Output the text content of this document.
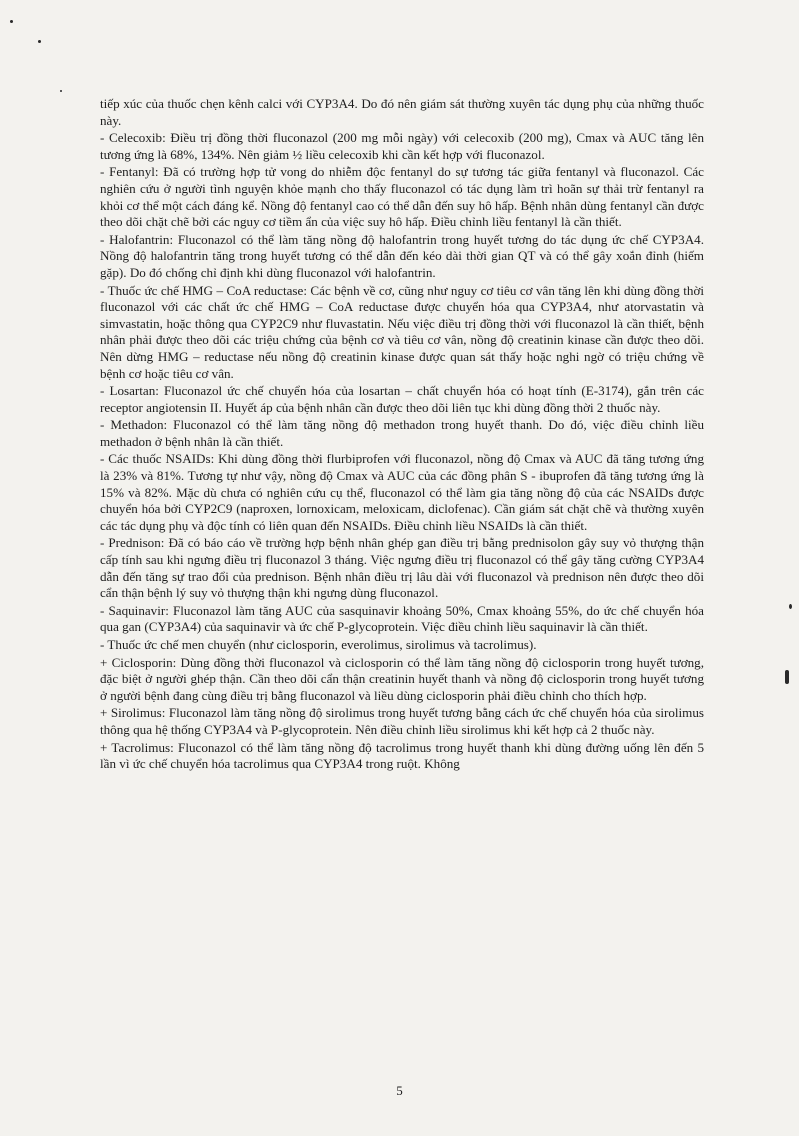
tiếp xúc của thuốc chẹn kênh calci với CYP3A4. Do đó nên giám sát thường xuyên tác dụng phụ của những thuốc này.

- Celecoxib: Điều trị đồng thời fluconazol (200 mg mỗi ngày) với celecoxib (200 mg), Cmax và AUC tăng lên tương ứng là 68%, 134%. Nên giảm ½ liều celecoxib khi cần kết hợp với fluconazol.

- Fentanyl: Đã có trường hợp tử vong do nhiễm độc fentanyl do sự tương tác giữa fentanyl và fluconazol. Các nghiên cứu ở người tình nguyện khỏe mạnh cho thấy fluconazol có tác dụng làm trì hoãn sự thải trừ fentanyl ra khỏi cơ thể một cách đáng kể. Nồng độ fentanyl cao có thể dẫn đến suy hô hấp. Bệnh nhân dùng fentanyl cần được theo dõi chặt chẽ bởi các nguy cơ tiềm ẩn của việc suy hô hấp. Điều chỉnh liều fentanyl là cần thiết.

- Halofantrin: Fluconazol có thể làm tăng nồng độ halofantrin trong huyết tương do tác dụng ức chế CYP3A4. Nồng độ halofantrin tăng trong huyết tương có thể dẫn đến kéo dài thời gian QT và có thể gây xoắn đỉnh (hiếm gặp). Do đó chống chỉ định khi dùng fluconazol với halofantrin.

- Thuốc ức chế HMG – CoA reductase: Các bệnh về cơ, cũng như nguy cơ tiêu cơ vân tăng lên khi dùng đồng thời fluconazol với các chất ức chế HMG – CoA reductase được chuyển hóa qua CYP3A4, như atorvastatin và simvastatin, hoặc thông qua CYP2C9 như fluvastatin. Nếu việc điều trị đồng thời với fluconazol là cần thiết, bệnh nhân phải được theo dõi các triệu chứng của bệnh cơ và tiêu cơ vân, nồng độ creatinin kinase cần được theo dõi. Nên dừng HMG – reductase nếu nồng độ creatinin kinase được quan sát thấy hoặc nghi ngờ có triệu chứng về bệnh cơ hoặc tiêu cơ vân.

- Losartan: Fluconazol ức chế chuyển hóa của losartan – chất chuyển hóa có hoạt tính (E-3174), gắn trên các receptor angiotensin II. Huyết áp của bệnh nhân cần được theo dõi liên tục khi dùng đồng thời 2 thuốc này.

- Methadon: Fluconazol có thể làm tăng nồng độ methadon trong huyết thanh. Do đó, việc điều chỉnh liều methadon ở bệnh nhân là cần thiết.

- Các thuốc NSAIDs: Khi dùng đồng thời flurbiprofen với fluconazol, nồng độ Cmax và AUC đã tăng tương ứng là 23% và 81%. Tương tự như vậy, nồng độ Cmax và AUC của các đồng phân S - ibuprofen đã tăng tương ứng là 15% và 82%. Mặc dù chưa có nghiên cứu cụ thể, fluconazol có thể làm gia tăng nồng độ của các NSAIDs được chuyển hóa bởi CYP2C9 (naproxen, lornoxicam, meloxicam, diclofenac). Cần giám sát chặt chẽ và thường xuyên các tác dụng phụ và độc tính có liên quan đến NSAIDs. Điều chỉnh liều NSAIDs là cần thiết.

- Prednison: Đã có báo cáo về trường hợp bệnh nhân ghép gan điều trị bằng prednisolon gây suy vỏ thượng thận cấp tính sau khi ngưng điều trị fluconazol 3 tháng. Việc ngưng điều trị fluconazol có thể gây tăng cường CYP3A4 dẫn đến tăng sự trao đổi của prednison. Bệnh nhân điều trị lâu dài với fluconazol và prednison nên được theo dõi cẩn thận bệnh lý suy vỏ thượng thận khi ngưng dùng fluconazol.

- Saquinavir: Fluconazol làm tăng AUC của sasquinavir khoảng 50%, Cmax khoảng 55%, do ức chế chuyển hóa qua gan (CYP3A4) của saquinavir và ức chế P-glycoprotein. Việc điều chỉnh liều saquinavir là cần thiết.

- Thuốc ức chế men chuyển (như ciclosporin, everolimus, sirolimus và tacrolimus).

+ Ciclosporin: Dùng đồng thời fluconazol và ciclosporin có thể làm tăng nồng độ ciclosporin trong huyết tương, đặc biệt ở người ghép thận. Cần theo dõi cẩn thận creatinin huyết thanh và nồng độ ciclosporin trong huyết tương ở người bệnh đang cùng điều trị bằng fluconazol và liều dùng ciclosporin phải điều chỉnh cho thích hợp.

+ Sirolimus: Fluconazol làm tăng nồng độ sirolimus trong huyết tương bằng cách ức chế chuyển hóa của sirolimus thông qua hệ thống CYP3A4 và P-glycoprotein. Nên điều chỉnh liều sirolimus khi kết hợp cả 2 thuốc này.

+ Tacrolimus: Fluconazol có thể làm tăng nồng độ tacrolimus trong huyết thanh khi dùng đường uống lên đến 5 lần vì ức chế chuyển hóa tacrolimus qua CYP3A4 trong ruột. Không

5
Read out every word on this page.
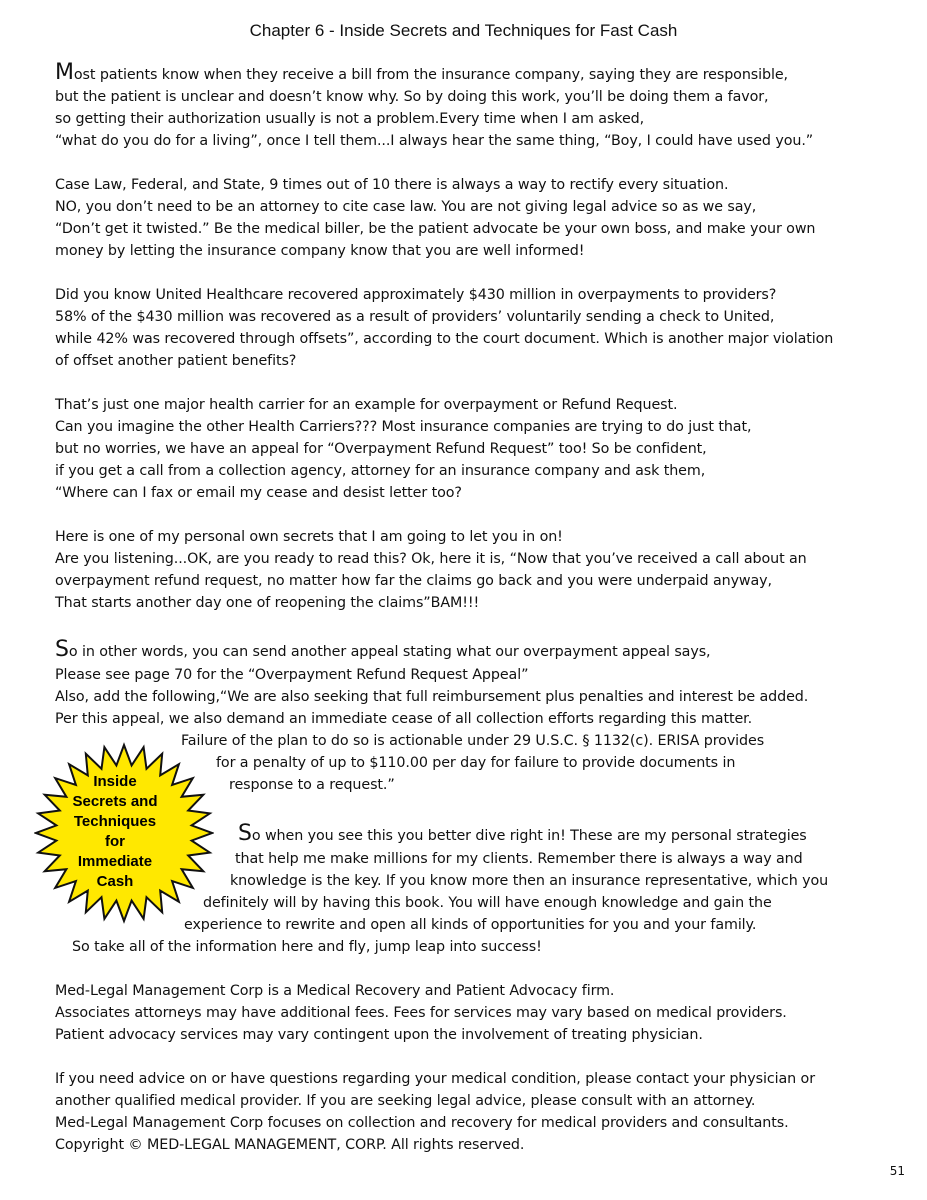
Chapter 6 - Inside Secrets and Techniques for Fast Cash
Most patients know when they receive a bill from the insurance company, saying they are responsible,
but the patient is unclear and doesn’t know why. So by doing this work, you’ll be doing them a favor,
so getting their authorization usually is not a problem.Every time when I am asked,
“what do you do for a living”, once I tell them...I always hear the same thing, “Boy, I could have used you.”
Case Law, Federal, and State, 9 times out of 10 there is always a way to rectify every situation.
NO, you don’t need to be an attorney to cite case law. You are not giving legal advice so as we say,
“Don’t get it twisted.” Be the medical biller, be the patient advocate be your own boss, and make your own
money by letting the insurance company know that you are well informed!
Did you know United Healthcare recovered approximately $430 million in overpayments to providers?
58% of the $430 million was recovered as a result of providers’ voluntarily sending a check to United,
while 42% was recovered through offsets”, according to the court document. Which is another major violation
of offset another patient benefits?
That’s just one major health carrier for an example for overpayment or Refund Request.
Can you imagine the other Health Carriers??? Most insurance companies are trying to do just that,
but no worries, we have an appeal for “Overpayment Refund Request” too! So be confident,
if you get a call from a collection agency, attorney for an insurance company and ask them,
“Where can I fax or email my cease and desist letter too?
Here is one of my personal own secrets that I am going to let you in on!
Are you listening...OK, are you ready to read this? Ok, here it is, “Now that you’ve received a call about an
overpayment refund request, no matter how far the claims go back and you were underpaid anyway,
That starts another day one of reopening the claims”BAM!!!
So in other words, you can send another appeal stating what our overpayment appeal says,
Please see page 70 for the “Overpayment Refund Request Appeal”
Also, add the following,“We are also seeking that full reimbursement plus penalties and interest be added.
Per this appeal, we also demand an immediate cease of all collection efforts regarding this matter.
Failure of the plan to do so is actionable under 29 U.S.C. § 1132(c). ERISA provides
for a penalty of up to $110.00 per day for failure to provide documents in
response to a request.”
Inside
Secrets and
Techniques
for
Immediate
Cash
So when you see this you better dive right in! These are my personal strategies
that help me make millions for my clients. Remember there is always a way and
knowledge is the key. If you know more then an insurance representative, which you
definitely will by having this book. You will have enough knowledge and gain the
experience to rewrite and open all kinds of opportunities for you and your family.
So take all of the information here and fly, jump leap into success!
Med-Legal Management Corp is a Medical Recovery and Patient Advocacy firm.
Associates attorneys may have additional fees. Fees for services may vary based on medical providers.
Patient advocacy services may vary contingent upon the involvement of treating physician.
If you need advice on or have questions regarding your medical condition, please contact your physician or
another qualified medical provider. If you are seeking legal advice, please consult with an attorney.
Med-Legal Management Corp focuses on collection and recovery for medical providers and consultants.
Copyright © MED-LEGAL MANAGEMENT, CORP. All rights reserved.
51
════════════════
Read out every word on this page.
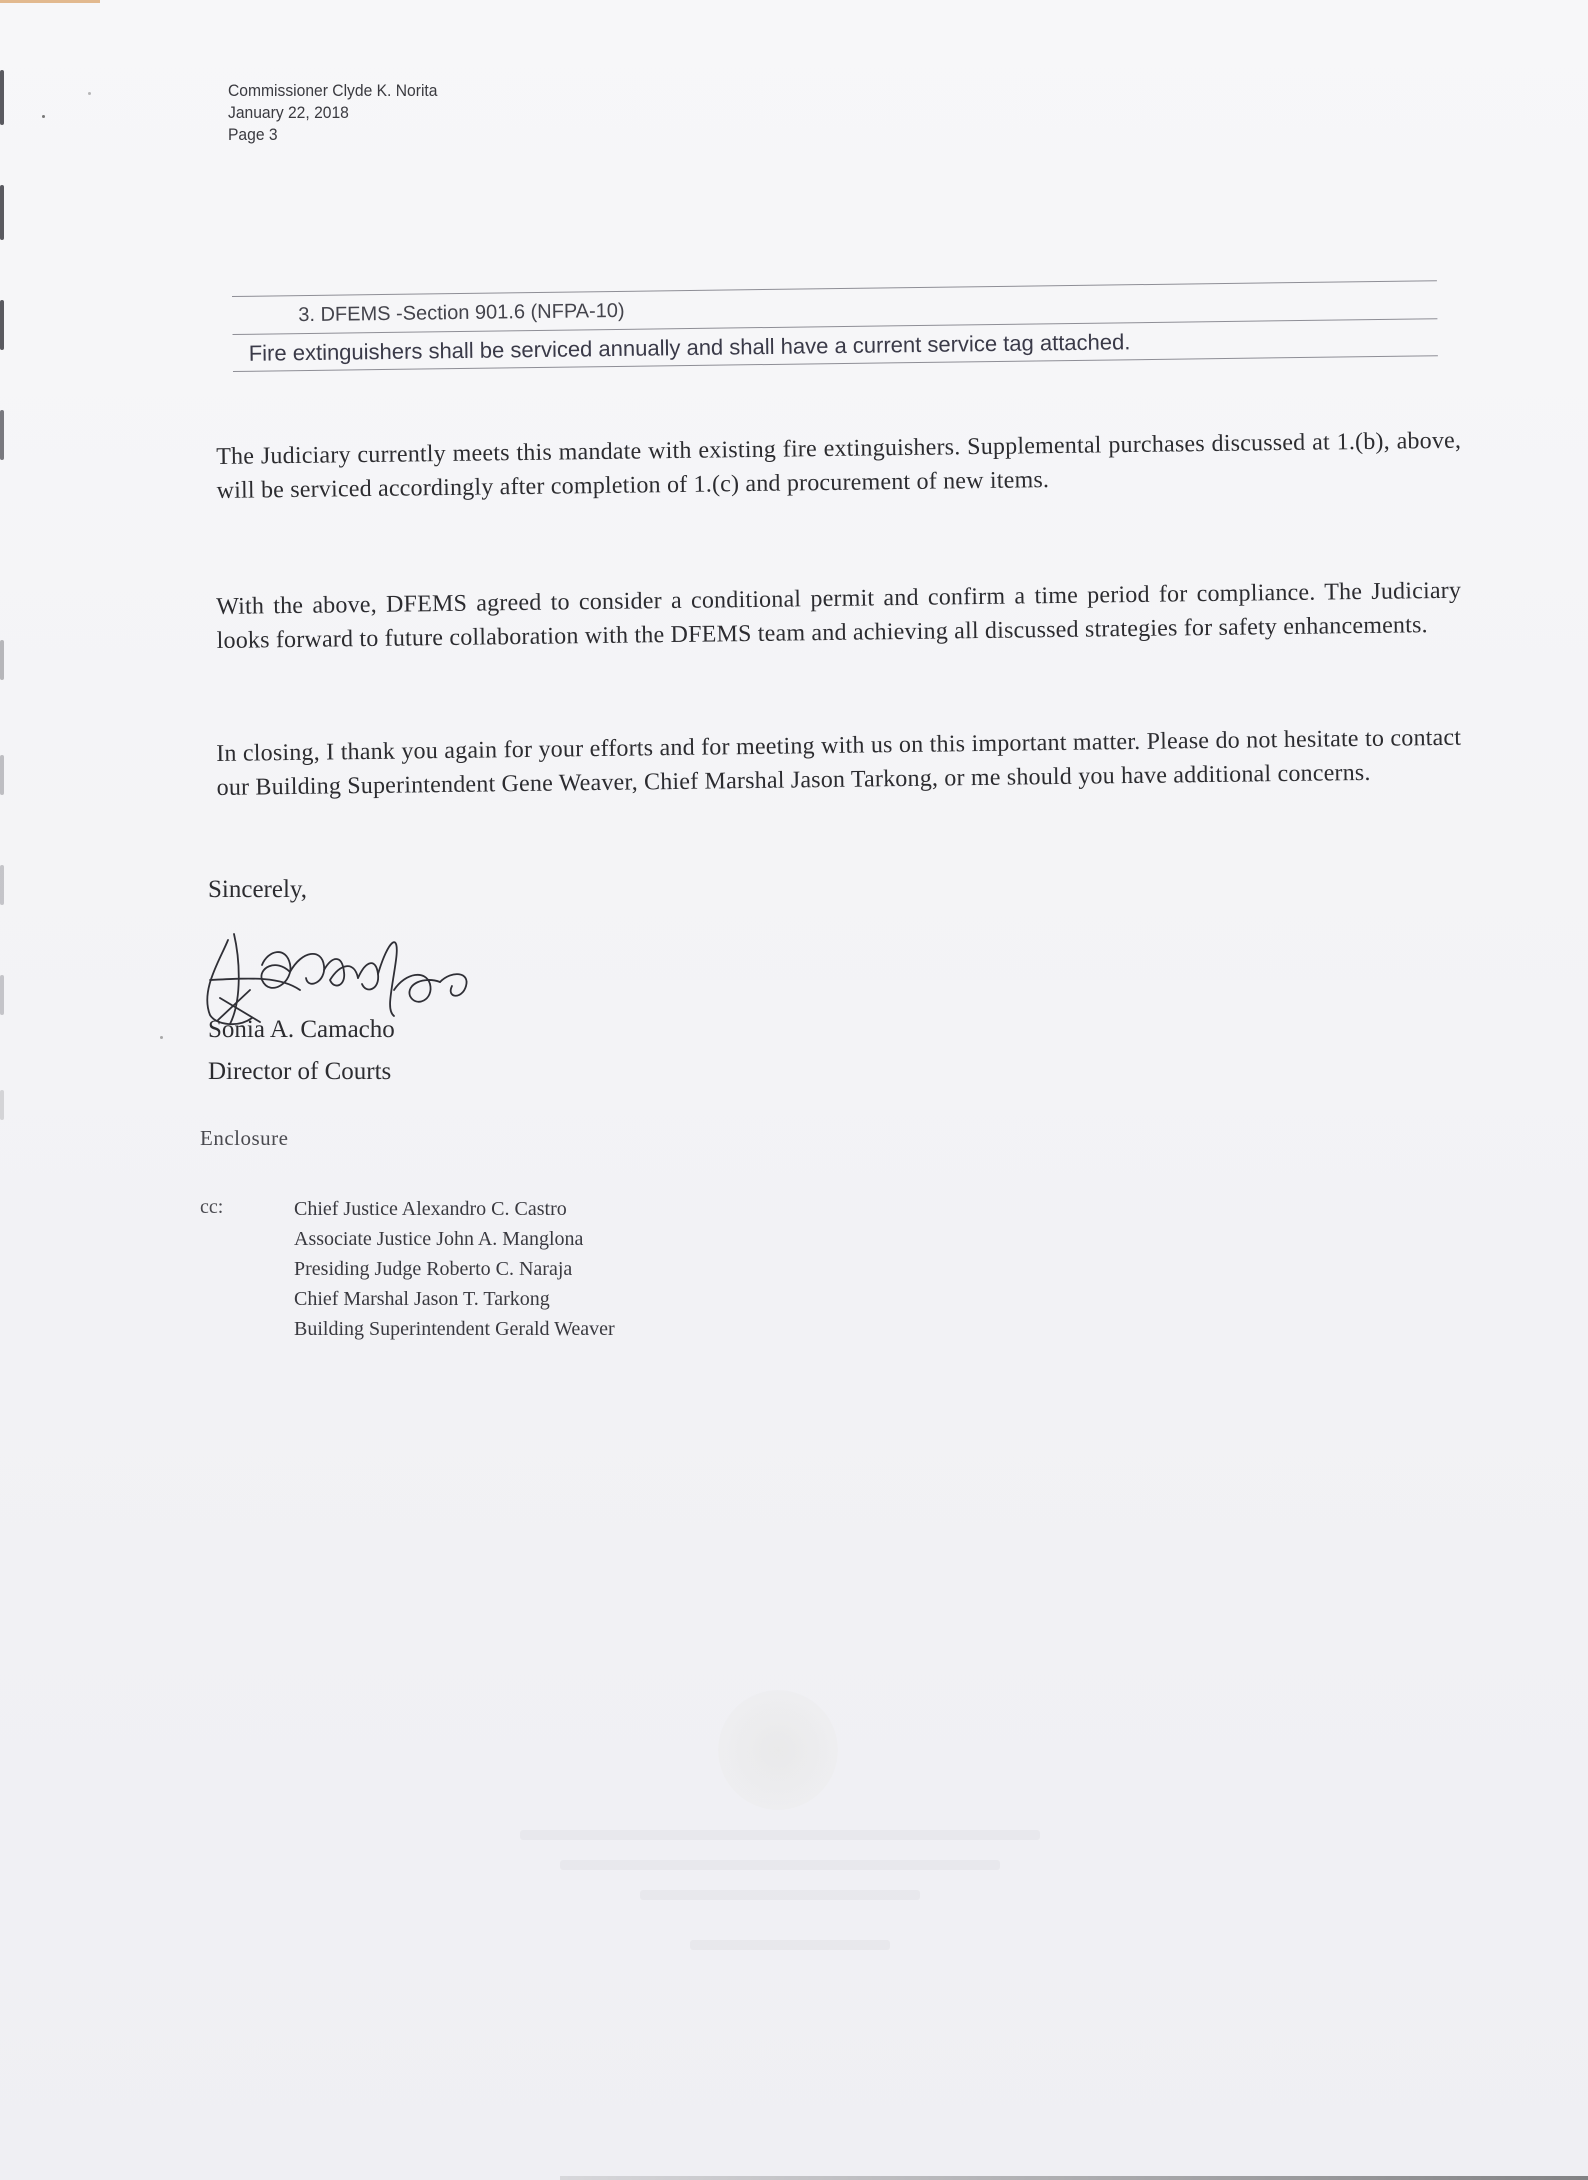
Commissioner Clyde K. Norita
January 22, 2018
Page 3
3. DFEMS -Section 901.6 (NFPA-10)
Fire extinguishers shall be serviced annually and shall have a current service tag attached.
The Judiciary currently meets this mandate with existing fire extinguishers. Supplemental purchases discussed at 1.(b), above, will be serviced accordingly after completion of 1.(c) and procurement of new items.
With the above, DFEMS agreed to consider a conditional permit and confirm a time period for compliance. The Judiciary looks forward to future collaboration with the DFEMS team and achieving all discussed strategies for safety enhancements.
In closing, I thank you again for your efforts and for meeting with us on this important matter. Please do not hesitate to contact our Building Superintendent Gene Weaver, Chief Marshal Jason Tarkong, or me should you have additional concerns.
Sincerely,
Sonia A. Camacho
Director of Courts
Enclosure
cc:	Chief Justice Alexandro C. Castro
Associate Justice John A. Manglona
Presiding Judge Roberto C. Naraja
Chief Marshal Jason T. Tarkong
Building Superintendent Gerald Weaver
════════════════
| Prompt |
Respond with a single number: the count of lines in the entries above that contain the string "knowledge".

| Exercise solution |
2